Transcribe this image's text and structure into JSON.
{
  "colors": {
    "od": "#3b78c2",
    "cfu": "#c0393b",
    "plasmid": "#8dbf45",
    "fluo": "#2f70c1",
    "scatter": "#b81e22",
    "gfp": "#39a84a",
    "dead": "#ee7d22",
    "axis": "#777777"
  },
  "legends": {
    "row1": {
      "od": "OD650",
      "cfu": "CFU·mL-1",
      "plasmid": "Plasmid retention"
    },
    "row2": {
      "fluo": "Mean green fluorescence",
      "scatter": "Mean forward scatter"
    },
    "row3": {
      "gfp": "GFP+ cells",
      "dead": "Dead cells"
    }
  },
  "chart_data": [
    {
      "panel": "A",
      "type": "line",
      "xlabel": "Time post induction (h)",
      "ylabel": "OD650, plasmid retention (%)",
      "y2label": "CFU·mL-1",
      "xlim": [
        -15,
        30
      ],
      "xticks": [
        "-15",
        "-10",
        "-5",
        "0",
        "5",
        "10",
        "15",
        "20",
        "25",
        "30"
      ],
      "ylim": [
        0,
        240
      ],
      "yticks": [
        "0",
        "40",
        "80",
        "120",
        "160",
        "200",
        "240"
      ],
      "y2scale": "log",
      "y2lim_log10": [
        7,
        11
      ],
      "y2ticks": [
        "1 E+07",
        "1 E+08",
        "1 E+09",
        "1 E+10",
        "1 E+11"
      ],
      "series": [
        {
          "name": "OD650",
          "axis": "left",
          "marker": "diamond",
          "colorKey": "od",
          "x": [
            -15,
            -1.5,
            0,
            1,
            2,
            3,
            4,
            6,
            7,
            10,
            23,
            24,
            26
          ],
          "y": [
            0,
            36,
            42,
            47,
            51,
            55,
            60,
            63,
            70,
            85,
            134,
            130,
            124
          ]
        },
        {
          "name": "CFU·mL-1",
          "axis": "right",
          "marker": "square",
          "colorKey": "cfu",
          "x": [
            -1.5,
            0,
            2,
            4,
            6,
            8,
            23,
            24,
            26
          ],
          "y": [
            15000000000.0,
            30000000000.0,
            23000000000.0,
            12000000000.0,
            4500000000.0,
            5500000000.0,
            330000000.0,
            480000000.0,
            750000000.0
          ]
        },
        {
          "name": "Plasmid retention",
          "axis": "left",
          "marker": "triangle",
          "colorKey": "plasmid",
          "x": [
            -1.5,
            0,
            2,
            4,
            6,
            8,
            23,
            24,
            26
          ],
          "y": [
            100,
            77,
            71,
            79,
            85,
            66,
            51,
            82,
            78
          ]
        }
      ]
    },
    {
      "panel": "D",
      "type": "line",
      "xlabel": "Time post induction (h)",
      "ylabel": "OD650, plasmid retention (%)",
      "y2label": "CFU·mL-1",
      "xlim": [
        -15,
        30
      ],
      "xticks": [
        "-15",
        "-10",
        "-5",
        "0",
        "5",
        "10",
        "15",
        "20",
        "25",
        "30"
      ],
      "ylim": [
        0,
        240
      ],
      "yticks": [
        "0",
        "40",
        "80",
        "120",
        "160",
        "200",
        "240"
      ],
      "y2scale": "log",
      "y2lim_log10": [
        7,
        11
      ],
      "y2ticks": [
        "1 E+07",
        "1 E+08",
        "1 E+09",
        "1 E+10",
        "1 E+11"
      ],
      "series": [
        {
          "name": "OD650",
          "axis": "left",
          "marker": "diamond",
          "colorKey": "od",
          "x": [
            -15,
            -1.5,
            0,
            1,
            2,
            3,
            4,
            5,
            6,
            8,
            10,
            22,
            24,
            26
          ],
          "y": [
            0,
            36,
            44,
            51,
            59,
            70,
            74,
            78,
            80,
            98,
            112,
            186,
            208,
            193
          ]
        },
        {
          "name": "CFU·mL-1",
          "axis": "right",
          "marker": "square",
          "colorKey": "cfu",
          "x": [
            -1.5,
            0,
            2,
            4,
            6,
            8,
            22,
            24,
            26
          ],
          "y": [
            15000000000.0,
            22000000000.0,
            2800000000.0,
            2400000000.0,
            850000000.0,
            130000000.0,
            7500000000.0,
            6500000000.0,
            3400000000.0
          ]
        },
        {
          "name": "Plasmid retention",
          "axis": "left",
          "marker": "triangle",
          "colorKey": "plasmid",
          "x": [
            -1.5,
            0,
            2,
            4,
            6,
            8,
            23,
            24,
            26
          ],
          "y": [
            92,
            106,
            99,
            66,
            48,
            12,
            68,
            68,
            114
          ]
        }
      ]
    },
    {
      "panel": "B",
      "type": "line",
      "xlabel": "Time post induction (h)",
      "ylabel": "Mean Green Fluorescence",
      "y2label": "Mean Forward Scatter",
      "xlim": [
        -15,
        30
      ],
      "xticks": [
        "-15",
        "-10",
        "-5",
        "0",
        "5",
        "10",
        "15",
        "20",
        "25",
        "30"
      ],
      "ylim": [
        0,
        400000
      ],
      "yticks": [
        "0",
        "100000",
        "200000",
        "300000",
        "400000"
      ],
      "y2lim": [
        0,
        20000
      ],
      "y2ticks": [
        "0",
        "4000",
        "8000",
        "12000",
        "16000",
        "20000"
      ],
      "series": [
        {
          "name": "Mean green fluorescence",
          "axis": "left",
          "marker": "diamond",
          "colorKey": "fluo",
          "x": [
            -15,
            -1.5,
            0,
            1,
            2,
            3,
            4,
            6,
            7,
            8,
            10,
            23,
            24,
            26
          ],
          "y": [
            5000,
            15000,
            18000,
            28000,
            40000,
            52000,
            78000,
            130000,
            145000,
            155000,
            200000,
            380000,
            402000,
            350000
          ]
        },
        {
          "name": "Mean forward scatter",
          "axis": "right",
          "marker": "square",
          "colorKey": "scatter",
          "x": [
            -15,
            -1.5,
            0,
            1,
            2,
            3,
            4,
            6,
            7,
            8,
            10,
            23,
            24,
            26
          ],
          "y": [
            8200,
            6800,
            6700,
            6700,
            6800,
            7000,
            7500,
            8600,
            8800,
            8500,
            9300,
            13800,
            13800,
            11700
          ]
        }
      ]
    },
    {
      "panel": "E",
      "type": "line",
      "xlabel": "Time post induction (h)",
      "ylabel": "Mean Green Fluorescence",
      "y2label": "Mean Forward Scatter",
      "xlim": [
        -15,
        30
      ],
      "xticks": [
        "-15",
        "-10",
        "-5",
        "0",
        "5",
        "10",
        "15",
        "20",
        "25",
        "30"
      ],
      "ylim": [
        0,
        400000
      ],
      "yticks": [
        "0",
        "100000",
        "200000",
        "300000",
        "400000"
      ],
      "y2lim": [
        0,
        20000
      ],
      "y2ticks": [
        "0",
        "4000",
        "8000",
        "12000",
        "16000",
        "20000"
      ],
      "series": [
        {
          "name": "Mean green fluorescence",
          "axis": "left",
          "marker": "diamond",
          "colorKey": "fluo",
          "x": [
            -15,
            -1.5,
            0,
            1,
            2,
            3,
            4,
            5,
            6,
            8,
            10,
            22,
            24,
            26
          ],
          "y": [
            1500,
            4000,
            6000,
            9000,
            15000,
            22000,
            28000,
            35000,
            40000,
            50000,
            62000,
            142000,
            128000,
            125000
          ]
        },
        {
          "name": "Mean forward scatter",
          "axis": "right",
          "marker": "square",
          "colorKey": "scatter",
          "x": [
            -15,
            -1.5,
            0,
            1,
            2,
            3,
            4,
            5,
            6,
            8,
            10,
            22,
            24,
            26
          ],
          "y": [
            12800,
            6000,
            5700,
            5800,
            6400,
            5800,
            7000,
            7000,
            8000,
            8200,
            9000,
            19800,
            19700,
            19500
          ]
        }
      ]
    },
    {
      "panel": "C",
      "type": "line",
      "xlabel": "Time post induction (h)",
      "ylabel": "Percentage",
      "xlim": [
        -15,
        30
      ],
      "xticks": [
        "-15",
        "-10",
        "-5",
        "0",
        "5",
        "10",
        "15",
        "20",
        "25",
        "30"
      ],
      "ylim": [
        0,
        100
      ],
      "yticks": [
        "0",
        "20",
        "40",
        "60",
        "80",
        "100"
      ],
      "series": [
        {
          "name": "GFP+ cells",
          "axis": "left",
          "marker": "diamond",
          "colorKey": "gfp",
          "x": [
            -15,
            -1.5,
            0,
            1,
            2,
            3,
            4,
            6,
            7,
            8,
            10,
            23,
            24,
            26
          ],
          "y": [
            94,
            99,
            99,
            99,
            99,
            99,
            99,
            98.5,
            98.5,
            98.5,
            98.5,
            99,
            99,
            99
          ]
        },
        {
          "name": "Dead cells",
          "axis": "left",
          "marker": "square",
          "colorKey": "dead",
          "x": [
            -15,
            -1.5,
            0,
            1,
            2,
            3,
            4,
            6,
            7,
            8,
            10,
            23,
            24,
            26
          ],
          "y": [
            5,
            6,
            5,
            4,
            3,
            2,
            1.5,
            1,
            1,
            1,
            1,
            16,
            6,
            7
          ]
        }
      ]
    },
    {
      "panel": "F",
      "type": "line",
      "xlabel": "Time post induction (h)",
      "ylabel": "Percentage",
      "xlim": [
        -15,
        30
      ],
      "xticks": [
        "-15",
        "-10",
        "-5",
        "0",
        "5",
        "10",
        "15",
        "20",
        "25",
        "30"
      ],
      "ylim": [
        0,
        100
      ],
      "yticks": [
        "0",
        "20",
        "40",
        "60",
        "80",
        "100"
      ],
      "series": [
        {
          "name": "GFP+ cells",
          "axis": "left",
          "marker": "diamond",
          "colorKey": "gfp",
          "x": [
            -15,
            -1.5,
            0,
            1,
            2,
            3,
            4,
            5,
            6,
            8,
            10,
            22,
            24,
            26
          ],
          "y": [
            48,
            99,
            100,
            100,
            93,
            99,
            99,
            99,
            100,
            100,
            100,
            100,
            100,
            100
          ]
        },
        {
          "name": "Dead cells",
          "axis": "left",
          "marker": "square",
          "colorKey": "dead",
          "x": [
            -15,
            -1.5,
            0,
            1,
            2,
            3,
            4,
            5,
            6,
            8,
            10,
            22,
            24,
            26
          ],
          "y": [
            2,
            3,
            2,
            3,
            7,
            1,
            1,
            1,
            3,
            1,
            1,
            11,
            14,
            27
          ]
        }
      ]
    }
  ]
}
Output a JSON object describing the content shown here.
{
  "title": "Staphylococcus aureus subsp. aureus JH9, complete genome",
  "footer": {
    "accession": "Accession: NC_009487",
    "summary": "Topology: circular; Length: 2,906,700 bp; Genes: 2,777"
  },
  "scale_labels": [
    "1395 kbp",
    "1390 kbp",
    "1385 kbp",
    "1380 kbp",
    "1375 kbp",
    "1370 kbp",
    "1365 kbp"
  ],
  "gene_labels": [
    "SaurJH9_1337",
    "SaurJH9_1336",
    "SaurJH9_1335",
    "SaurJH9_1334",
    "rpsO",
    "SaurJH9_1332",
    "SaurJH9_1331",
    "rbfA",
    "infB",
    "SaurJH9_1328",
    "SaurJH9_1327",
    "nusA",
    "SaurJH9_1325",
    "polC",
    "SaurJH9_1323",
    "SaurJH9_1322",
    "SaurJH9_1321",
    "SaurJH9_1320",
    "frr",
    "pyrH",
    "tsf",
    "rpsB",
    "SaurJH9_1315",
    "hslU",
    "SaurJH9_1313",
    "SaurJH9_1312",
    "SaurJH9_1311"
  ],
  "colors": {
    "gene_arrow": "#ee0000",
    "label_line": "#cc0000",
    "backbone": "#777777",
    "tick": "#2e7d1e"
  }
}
========================================
Your task :: Write the "Output a JSON" line and all later lines exactly. Stop at the end of the data.

Response to the exercise ::
Output a JSON object describing the content shown here.
{
  "title": "Staphylococcus aureus subsp. aureus JH9, complete genome",
  "footer": {
    "accession": "Accession: NC_009487",
    "summary": "Topology: circular; Length: 2,906,700 bp; Genes: 2,777"
  },
  "scale_labels": [
    "1395 kbp",
    "1390 kbp",
    "1385 kbp",
    "1380 kbp",
    "1375 kbp",
    "1370 kbp",
    "1365 kbp"
  ],
  "gene_labels": [
    "SaurJH9_1337",
    "SaurJH9_1336",
    "SaurJH9_1335",
    "SaurJH9_1334",
    "rpsO",
    "SaurJH9_1332",
    "SaurJH9_1331",
    "rbfA",
    "infB",
    "SaurJH9_1328",
    "SaurJH9_1327",
    "nusA",
    "SaurJH9_1325",
    "polC",
    "SaurJH9_1323",
    "SaurJH9_1322",
    "SaurJH9_1321",
    "SaurJH9_1320",
    "frr",
    "pyrH",
    "tsf",
    "rpsB",
    "SaurJH9_1315",
    "hslU",
    "SaurJH9_1313",
    "SaurJH9_1312",
    "SaurJH9_1311"
  ],
  "colors": {
    "gene_arrow": "#ee0000",
    "label_line": "#cc0000",
    "backbone": "#777777",
    "tick": "#2e7d1e"
  }
}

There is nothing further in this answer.